▸ **Direction**
From the records below, pull each line that has "title".
-- Begin --
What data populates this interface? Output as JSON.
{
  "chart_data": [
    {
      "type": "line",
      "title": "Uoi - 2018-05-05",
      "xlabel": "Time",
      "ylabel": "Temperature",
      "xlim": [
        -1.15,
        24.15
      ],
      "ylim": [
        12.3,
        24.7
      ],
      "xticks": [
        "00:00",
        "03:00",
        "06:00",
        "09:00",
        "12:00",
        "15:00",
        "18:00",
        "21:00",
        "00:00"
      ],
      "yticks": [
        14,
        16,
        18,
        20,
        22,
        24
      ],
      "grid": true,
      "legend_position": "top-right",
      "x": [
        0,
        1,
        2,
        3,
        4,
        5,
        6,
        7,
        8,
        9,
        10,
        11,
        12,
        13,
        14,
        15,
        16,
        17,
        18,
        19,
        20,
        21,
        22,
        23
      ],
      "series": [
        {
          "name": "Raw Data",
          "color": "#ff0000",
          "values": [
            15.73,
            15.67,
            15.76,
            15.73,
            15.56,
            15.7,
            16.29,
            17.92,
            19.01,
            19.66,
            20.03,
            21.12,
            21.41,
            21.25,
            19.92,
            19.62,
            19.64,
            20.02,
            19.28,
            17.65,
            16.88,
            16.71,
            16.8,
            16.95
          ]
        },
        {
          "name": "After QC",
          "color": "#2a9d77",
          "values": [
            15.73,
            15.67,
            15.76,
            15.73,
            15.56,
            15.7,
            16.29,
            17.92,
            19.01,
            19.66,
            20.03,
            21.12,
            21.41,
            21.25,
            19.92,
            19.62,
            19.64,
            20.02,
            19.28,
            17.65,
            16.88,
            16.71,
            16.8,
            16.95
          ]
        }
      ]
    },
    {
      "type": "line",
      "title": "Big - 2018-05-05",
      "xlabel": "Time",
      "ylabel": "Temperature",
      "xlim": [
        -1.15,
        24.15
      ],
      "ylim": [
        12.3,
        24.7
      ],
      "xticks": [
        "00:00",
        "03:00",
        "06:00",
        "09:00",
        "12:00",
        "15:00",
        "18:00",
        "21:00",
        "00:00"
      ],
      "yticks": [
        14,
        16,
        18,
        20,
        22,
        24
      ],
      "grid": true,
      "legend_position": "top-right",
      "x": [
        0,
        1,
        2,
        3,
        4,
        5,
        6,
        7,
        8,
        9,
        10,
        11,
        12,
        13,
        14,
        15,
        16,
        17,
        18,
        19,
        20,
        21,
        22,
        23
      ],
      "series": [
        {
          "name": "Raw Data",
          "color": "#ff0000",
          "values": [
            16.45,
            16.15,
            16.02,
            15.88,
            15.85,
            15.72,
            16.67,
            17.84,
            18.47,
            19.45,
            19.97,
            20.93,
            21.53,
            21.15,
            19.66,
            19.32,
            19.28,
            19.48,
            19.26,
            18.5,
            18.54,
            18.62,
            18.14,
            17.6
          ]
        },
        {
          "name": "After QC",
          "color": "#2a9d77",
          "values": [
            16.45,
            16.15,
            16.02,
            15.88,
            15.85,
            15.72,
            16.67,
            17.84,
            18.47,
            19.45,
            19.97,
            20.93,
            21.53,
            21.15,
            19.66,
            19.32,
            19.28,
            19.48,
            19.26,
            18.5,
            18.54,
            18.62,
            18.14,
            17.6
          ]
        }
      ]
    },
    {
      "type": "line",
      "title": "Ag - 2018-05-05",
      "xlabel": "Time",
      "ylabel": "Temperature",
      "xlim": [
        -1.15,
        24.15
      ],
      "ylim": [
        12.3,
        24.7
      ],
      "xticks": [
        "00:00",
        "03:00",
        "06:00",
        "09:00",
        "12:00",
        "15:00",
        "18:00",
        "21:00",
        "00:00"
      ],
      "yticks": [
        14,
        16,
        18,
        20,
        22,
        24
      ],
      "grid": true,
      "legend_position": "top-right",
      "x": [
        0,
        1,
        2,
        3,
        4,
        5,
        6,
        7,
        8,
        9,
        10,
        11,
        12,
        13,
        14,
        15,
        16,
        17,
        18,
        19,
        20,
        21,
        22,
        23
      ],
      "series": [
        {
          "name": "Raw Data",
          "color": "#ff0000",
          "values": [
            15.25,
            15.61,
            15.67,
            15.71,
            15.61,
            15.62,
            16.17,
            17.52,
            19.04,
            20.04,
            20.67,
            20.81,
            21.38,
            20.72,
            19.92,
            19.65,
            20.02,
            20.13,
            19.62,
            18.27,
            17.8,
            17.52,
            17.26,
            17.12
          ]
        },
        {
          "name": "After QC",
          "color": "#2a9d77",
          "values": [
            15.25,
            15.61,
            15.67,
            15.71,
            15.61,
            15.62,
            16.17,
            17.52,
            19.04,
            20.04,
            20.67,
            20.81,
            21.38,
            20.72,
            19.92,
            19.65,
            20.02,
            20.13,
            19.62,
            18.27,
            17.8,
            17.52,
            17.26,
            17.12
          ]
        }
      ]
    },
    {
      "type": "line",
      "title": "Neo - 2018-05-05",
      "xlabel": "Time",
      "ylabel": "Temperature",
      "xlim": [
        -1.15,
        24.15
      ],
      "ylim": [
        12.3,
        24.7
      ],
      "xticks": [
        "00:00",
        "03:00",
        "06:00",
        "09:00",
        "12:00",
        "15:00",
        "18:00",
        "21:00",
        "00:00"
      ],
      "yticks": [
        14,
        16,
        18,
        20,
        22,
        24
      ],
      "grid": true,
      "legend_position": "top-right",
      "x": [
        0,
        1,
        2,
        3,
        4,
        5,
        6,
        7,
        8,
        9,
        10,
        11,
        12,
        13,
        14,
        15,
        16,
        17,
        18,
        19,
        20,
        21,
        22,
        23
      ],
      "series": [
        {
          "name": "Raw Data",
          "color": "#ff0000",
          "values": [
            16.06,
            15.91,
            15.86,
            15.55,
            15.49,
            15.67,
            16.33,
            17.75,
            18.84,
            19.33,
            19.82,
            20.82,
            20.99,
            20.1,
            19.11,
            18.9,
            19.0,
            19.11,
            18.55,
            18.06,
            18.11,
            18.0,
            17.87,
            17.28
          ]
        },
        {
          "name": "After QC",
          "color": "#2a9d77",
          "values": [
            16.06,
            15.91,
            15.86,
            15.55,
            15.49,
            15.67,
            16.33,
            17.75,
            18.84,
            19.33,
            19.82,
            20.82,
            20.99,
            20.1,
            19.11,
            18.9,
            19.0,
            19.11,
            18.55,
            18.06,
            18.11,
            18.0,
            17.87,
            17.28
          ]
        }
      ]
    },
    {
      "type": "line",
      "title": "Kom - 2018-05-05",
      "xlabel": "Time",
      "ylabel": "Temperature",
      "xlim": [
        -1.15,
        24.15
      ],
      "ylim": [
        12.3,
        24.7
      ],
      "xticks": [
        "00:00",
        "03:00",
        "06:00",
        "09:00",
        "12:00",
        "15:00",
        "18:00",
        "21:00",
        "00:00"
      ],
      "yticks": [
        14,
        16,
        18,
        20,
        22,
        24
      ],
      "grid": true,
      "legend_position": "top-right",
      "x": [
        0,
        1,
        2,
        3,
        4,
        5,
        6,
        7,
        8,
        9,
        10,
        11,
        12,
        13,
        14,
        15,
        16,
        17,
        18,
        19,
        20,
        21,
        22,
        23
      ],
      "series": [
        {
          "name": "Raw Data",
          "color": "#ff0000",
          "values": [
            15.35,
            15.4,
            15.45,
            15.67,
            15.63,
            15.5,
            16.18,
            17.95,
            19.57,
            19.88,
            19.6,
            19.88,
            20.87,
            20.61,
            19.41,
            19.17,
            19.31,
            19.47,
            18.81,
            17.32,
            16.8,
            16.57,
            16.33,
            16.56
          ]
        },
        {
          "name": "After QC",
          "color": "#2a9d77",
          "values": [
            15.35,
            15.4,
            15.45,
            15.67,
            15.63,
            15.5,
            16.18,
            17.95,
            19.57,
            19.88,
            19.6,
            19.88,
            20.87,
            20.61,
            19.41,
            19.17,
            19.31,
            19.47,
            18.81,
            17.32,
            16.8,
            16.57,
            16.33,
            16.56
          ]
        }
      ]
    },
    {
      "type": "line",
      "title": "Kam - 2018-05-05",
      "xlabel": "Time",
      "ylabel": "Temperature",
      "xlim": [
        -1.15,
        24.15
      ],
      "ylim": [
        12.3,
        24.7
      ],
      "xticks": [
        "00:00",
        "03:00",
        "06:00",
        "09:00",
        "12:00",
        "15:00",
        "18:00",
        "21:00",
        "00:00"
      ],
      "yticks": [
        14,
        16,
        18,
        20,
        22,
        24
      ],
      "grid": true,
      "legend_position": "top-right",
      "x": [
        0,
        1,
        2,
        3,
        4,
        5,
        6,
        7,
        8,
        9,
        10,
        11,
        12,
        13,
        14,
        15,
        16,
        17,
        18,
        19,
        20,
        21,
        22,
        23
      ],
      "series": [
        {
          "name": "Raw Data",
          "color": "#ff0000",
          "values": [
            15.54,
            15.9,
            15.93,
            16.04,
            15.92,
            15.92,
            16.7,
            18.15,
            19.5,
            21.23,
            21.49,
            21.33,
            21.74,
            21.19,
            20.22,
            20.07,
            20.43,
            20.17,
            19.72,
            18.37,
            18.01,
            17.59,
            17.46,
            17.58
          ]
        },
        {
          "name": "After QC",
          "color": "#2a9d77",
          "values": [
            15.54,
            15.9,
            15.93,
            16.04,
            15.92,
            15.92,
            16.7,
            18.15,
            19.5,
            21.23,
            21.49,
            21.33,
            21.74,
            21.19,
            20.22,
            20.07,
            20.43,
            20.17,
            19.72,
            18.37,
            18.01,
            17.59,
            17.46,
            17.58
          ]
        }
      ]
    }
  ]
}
-- End --
▸ **Exercise answer**
      "title": "Uoi - 2018-05-05",
      "title": "Big - 2018-05-05",
      "title": "Ag - 2018-05-05",
      "title": "Neo - 2018-05-05",
      "title": "Kom - 2018-05-05",
      "title": "Kam - 2018-05-05",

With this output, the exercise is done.